=== Task data ===

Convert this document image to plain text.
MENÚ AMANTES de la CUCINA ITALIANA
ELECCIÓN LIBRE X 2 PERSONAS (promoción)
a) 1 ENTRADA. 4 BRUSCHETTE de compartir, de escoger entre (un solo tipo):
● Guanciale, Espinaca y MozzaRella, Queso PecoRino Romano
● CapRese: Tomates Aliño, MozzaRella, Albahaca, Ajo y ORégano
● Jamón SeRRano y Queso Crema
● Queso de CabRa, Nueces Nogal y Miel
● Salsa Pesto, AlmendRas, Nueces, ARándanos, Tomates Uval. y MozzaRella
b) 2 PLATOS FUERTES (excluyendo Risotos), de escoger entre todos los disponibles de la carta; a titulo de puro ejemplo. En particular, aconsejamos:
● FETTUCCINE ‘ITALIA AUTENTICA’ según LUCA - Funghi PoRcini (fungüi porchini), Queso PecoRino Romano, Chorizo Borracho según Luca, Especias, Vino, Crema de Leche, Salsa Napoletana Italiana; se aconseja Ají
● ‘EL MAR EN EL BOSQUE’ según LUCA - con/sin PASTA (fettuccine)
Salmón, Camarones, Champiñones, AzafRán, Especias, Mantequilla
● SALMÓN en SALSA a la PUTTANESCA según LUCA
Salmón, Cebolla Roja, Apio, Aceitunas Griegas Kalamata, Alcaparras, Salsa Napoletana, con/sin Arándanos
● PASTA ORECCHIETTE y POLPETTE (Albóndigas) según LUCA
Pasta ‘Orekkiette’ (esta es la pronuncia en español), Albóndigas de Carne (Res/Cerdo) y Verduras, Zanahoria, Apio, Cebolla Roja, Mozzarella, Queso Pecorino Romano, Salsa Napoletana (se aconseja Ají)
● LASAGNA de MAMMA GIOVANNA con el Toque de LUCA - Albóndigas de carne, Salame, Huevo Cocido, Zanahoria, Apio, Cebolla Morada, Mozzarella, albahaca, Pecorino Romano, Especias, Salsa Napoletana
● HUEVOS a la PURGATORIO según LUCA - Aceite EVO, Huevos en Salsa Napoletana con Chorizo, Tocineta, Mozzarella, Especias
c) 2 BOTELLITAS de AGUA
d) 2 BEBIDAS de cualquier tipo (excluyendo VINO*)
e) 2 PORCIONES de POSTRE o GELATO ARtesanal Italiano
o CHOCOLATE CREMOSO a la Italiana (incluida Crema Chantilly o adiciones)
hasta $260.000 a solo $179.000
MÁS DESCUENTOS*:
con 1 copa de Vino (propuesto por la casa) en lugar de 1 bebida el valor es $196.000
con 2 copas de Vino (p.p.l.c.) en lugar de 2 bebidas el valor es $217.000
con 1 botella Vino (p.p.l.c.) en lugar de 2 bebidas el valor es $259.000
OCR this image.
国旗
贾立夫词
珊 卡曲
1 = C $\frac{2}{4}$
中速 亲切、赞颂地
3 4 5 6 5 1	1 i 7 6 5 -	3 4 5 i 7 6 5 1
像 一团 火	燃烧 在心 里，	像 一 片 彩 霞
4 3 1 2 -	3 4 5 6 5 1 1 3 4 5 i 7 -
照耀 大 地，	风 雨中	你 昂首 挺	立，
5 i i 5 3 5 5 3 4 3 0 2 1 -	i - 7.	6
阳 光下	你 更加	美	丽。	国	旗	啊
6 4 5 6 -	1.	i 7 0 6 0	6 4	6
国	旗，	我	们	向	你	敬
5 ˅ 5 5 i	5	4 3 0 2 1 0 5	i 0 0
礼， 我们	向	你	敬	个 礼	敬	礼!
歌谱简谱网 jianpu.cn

===

**Stated problem:**
Output all of the data above without any alteration.

**Written response:**
Convert this document image to plain text.
MENÚ AMANTES de la CUCINA ITALIANA
ELECCIÓN LIBRE X 2 PERSONAS (promoción)
a) 1 ENTRADA. 4 BRUSCHETTE de compartir, de escoger entre (un solo tipo):
● Guanciale, Espinaca y MozzaRella, Queso PecoRino Romano
● CapRese: Tomates Aliño, MozzaRella, Albahaca, Ajo y ORégano
● Jamón SeRRano y Queso Crema
● Queso de CabRa, Nueces Nogal y Miel
● Salsa Pesto, AlmendRas, Nueces, ARándanos, Tomates Uval. y MozzaRella
b) 2 PLATOS FUERTES (excluyendo Risotos), de escoger entre todos los disponibles de la carta; a titulo de puro ejemplo. En particular, aconsejamos:
● FETTUCCINE ‘ITALIA AUTENTICA’ según LUCA - Funghi PoRcini (fungüi porchini), Queso PecoRino Romano, Chorizo Borracho según Luca, Especias, Vino, Crema de Leche, Salsa Napoletana Italiana; se aconseja Ají
● ‘EL MAR EN EL BOSQUE’ según LUCA - con/sin PASTA (fettuccine)
Salmón, Camarones, Champiñones, AzafRán, Especias, Mantequilla
● SALMÓN en SALSA a la PUTTANESCA según LUCA
Salmón, Cebolla Roja, Apio, Aceitunas Griegas Kalamata, Alcaparras, Salsa Napoletana, con/sin Arándanos
● PASTA ORECCHIETTE y POLPETTE (Albóndigas) según LUCA
Pasta ‘Orekkiette’ (esta es la pronuncia en español), Albóndigas de Carne (Res/Cerdo) y Verduras, Zanahoria, Apio, Cebolla Roja, Mozzarella, Queso Pecorino Romano, Salsa Napoletana (se aconseja Ají)
● LASAGNA de MAMMA GIOVANNA con el Toque de LUCA - Albóndigas de carne, Salame, Huevo Cocido, Zanahoria, Apio, Cebolla Morada, Mozzarella, albahaca, Pecorino Romano, Especias, Salsa Napoletana
● HUEVOS a la PURGATORIO según LUCA - Aceite EVO, Huevos en Salsa Napoletana con Chorizo, Tocineta, Mozzarella, Especias
c) 2 BOTELLITAS de AGUA
d) 2 BEBIDAS de cualquier tipo (excluyendo VINO*)
e) 2 PORCIONES de POSTRE o GELATO ARtesanal Italiano
o CHOCOLATE CREMOSO a la Italiana (incluida Crema Chantilly o adiciones)
hasta $260.000 a solo $179.000
MÁS DESCUENTOS*:
con 1 copa de Vino (propuesto por la casa) en lugar de 1 bebida el valor es $196.000
con 2 copas de Vino (p.p.l.c.) en lugar de 2 bebidas el valor es $217.000
con 1 botella Vino (p.p.l.c.) en lugar de 2 bebidas el valor es $259.000
OCR this image.
国旗
贾立夫词
珊 卡曲
1 = C $\frac{2}{4}$
中速 亲切、赞颂地
3 4 5 6 5 1	1 i 7 6 5 -	3 4 5 i 7 6 5 1
像 一团 火	燃烧 在心 里，	像 一 片 彩 霞
4 3 1 2 -	3 4 5 6 5 1 1 3 4 5 i 7 -
照耀 大 地，	风 雨中	你 昂首 挺	立，
5 i i 5 3 5 5 3 4 3 0 2 1 -	i - 7.	6
阳 光下	你 更加	美	丽。	国	旗	啊
6 4 5 6 -	1.	i 7 0 6 0	6 4	6
国	旗，	我	们	向	你	敬
5 ˅ 5 5 i	5	4 3 0 2 1 0 5	i 0 0
礼， 我们	向	你	敬	个 礼	敬	礼!
歌谱简谱网 jianpu.cn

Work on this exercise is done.